= GIVEN ENTRIES =

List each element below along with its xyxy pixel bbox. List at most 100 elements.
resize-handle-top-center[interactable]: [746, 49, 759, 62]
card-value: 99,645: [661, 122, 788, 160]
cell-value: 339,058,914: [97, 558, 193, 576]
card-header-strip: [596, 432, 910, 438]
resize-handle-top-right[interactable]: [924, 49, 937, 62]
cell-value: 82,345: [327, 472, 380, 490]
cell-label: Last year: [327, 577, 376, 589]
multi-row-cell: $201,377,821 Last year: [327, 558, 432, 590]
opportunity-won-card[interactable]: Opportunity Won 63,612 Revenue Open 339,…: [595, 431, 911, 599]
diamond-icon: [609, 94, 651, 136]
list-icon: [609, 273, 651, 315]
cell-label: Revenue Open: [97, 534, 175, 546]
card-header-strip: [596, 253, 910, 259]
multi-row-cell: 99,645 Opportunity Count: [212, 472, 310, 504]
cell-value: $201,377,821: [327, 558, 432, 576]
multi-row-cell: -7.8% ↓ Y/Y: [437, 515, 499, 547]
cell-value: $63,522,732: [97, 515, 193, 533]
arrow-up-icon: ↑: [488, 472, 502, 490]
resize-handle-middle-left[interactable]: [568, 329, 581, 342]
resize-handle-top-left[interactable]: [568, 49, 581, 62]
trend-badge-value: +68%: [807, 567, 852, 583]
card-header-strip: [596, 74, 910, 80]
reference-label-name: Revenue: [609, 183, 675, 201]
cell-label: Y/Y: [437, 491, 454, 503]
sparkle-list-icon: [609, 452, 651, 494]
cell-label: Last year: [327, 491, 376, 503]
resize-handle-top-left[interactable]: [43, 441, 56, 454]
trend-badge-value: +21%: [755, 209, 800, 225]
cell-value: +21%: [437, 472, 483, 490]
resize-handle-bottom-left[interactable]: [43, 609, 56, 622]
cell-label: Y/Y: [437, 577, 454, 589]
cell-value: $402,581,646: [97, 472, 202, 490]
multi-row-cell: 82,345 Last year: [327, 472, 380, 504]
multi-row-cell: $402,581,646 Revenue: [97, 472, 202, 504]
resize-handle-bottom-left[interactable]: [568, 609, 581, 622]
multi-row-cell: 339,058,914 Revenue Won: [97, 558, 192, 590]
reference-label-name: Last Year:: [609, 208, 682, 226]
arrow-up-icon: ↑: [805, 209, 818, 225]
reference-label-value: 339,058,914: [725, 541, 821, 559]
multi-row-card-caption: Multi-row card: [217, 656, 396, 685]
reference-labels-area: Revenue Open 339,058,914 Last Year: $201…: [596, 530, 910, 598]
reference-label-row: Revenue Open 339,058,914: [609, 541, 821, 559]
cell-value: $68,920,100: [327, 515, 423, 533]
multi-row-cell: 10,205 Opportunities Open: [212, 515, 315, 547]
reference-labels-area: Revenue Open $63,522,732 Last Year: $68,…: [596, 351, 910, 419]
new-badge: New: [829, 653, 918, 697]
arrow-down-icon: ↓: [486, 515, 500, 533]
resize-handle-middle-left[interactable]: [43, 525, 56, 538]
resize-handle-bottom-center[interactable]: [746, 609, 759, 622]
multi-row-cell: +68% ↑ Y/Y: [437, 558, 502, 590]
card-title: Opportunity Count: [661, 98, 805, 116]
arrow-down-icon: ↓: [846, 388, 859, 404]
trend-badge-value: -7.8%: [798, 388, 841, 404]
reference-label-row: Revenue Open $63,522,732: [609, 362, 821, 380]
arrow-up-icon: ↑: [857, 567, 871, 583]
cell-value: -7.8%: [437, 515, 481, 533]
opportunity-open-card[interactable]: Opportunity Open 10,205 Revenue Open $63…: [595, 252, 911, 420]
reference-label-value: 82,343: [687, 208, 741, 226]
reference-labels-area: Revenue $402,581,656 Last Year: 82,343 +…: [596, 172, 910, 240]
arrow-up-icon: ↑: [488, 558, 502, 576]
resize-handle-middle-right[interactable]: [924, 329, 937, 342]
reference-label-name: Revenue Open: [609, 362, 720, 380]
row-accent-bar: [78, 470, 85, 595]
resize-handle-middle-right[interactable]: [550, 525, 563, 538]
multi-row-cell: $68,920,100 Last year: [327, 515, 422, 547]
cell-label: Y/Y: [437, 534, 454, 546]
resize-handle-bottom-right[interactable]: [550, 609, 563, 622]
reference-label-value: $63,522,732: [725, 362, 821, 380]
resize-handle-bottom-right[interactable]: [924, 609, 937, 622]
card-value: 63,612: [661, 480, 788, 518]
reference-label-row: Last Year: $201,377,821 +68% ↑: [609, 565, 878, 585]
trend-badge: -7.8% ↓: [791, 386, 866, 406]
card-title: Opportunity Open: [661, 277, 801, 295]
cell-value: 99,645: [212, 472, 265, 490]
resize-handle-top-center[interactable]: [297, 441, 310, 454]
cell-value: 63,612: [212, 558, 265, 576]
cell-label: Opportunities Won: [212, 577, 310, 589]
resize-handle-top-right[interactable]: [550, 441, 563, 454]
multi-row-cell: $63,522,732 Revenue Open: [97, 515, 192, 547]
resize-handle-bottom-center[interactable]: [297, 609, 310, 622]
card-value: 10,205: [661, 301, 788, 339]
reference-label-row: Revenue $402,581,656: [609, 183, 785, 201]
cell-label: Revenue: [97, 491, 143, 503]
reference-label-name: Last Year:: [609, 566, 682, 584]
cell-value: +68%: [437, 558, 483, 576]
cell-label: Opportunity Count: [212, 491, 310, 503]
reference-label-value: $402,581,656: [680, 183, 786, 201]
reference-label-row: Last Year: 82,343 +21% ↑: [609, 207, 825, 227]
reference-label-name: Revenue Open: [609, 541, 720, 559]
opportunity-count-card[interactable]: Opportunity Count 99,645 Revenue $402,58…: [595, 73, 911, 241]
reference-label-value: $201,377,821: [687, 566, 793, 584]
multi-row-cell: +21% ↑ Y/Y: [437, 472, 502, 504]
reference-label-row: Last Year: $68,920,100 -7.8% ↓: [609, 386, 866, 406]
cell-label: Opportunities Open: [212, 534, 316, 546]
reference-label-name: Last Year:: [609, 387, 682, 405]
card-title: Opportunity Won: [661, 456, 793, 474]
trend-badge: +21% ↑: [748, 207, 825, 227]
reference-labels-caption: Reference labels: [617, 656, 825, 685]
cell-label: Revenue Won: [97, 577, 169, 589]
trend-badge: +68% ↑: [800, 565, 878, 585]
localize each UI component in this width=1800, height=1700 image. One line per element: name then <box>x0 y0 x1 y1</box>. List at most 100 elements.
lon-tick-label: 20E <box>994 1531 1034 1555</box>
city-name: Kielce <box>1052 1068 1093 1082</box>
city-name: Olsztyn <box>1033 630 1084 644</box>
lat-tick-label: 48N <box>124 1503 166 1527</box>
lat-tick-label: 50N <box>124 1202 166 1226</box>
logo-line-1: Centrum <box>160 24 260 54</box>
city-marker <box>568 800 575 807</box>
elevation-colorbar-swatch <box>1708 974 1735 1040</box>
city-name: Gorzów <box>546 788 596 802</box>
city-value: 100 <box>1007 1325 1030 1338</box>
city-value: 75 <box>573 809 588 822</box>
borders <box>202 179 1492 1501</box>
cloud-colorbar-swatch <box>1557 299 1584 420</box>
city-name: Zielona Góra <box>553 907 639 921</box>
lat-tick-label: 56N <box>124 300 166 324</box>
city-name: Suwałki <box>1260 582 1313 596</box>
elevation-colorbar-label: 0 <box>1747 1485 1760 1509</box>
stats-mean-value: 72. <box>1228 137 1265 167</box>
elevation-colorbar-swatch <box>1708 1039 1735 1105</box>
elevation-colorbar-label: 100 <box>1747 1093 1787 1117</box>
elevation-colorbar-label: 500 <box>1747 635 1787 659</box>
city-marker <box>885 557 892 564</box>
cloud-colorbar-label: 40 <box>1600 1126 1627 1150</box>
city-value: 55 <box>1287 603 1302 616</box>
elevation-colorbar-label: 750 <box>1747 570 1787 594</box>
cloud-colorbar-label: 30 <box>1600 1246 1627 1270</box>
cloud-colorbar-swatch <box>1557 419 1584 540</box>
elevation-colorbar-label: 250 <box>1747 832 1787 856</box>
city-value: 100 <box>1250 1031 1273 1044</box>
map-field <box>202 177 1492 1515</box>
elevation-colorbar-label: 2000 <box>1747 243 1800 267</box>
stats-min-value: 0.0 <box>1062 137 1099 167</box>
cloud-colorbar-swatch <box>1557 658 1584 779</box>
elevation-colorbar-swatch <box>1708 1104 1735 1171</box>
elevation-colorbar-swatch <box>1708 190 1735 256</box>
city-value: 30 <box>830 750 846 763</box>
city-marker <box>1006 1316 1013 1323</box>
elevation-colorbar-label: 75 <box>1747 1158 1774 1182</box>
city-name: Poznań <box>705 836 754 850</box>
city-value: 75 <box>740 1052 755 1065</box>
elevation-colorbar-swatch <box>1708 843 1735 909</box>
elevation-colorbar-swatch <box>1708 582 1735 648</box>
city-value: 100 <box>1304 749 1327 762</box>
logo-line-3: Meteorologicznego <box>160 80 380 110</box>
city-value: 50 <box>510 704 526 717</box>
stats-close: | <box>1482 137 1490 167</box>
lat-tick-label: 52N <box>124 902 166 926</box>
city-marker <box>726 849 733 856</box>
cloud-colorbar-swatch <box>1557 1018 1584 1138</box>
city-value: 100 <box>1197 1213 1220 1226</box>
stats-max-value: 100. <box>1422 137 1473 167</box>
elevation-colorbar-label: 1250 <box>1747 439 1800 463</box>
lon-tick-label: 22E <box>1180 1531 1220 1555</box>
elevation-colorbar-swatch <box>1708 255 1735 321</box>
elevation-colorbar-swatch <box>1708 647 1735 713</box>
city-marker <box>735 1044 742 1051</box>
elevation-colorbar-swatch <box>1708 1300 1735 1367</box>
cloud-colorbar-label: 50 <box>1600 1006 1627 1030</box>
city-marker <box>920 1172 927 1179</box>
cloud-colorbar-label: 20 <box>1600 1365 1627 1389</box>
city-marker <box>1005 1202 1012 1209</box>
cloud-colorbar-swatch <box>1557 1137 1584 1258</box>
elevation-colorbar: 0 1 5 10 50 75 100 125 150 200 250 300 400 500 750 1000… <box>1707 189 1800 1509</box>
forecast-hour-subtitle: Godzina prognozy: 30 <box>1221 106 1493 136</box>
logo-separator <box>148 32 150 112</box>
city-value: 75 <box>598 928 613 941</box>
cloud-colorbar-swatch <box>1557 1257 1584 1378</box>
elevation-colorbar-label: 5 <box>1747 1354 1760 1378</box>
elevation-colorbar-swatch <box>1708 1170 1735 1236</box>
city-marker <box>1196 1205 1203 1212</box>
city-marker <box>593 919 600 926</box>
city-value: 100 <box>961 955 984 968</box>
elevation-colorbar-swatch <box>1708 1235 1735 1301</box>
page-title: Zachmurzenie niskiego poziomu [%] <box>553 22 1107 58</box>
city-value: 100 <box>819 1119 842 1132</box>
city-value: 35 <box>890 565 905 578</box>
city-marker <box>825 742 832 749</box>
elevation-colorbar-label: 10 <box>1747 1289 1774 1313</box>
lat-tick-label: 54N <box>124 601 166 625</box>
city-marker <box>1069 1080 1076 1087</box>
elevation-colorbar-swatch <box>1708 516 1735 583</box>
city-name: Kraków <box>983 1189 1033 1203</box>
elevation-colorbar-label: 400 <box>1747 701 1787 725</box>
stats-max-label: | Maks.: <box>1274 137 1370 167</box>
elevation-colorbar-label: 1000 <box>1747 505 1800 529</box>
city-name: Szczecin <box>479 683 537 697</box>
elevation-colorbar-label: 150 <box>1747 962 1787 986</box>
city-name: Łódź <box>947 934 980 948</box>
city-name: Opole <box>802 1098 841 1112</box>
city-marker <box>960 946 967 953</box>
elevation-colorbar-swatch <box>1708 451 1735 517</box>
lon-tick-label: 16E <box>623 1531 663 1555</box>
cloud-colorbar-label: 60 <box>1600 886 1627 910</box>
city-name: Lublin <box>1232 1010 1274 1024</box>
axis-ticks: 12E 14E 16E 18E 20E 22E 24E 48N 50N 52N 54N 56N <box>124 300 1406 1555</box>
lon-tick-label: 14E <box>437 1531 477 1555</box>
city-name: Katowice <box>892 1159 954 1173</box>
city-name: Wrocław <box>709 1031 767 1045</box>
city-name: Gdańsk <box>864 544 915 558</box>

= DESCRIPTION OF THE TASK =
Render the listing above, from its first line through the line containing "cell-value: $63,522,732: [97, 515, 193, 533]", as a numbered list, skipping any blank lines.

= SOLVED EXERCISE =
1. List each element below along with its xyxy pixel bbox. List at most 100 elements.
2. resize-handle-top-center[interactable]: [746, 49, 759, 62]
3. card-value: 99,645: [661, 122, 788, 160]
4. cell-value: 339,058,914: [97, 558, 193, 576]
5. card-header-strip: [596, 432, 910, 438]
6. resize-handle-top-right[interactable]: [924, 49, 937, 62]
7. cell-value: 82,345: [327, 472, 380, 490]
8. cell-label: Last year: [327, 577, 376, 589]
9. multi-row-cell: $201,377,821 Last year: [327, 558, 432, 590]
10. opportunity-won-card[interactable]: Opportunity Won 63,612 Revenue Open 339,…: [595, 431, 911, 599]
11. diamond-icon: [609, 94, 651, 136]
12. list-icon: [609, 273, 651, 315]
13. cell-label: Revenue Open: [97, 534, 175, 546]
14. card-header-strip: [596, 253, 910, 259]
15. multi-row-cell: 99,645 Opportunity Count: [212, 472, 310, 504]
16. cell-value: $201,377,821: [327, 558, 432, 576]
17. multi-row-cell: -7.8% ↓ Y/Y: [437, 515, 499, 547]
18. cell-value: $63,522,732: [97, 515, 193, 533]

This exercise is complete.